======== RECORD LIST ========
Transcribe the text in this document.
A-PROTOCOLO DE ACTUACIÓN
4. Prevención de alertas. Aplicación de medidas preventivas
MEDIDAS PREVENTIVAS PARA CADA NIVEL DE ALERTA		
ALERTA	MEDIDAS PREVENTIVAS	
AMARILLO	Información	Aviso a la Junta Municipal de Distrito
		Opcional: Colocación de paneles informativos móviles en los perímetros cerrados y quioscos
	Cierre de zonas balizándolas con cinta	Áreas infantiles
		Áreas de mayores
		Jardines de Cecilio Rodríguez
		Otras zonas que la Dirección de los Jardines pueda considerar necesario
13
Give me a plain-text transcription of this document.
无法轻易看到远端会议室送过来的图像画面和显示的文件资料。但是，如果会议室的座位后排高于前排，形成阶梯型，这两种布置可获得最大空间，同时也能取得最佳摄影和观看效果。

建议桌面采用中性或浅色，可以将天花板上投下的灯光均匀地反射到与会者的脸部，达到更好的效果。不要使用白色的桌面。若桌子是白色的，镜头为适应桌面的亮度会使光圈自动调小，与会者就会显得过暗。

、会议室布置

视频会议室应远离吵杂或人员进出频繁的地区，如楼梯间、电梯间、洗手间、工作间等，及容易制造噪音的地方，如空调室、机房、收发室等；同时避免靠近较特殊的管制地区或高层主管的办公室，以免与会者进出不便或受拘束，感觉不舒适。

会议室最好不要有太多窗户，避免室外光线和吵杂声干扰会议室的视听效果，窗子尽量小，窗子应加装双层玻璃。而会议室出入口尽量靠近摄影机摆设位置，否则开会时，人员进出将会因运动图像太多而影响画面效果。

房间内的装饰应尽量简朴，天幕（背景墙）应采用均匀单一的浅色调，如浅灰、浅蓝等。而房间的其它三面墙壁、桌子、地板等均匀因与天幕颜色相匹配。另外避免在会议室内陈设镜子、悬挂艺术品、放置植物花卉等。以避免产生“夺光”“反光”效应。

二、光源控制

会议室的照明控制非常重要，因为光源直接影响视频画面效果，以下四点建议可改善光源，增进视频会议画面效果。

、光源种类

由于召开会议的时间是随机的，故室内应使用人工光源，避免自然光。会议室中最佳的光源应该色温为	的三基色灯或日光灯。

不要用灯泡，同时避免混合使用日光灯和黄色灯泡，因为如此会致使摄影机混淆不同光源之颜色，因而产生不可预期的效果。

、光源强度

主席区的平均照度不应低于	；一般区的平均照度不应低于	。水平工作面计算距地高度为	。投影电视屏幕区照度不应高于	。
========
» PROBLEM TO WORK ON: In the records above, find the line containing "Give me a plain-text"; please retype it and every line after it through the last line, exactly and with nothing else.

» TASK RESPONSE:
Give me a plain-text transcription of this document.
无法轻易看到远端会议室送过来的图像画面和显示的文件资料。但是，如果会议室的座位后排高于前排，形成阶梯型，这两种布置可获得最大空间，同时也能取得最佳摄影和观看效果。

建议桌面采用中性或浅色，可以将天花板上投下的灯光均匀地反射到与会者的脸部，达到更好的效果。不要使用白色的桌面。若桌子是白色的，镜头为适应桌面的亮度会使光圈自动调小，与会者就会显得过暗。

、会议室布置

视频会议室应远离吵杂或人员进出频繁的地区，如楼梯间、电梯间、洗手间、工作间等，及容易制造噪音的地方，如空调室、机房、收发室等；同时避免靠近较特殊的管制地区或高层主管的办公室，以免与会者进出不便或受拘束，感觉不舒适。

会议室最好不要有太多窗户，避免室外光线和吵杂声干扰会议室的视听效果，窗子尽量小，窗子应加装双层玻璃。而会议室出入口尽量靠近摄影机摆设位置，否则开会时，人员进出将会因运动图像太多而影响画面效果。

房间内的装饰应尽量简朴，天幕（背景墙）应采用均匀单一的浅色调，如浅灰、浅蓝等。而房间的其它三面墙壁、桌子、地板等均匀因与天幕颜色相匹配。另外避免在会议室内陈设镜子、悬挂艺术品、放置植物花卉等。以避免产生“夺光”“反光”效应。

二、光源控制

会议室的照明控制非常重要，因为光源直接影响视频画面效果，以下四点建议可改善光源，增进视频会议画面效果。

、光源种类

由于召开会议的时间是随机的，故室内应使用人工光源，避免自然光。会议室中最佳的光源应该色温为	的三基色灯或日光灯。

不要用灯泡，同时避免混合使用日光灯和黄色灯泡，因为如此会致使摄影机混淆不同光源之颜色，因而产生不可预期的效果。

、光源强度

主席区的平均照度不应低于	；一般区的平均照度不应低于	。水平工作面计算距地高度为	。投影电视屏幕区照度不应高于	。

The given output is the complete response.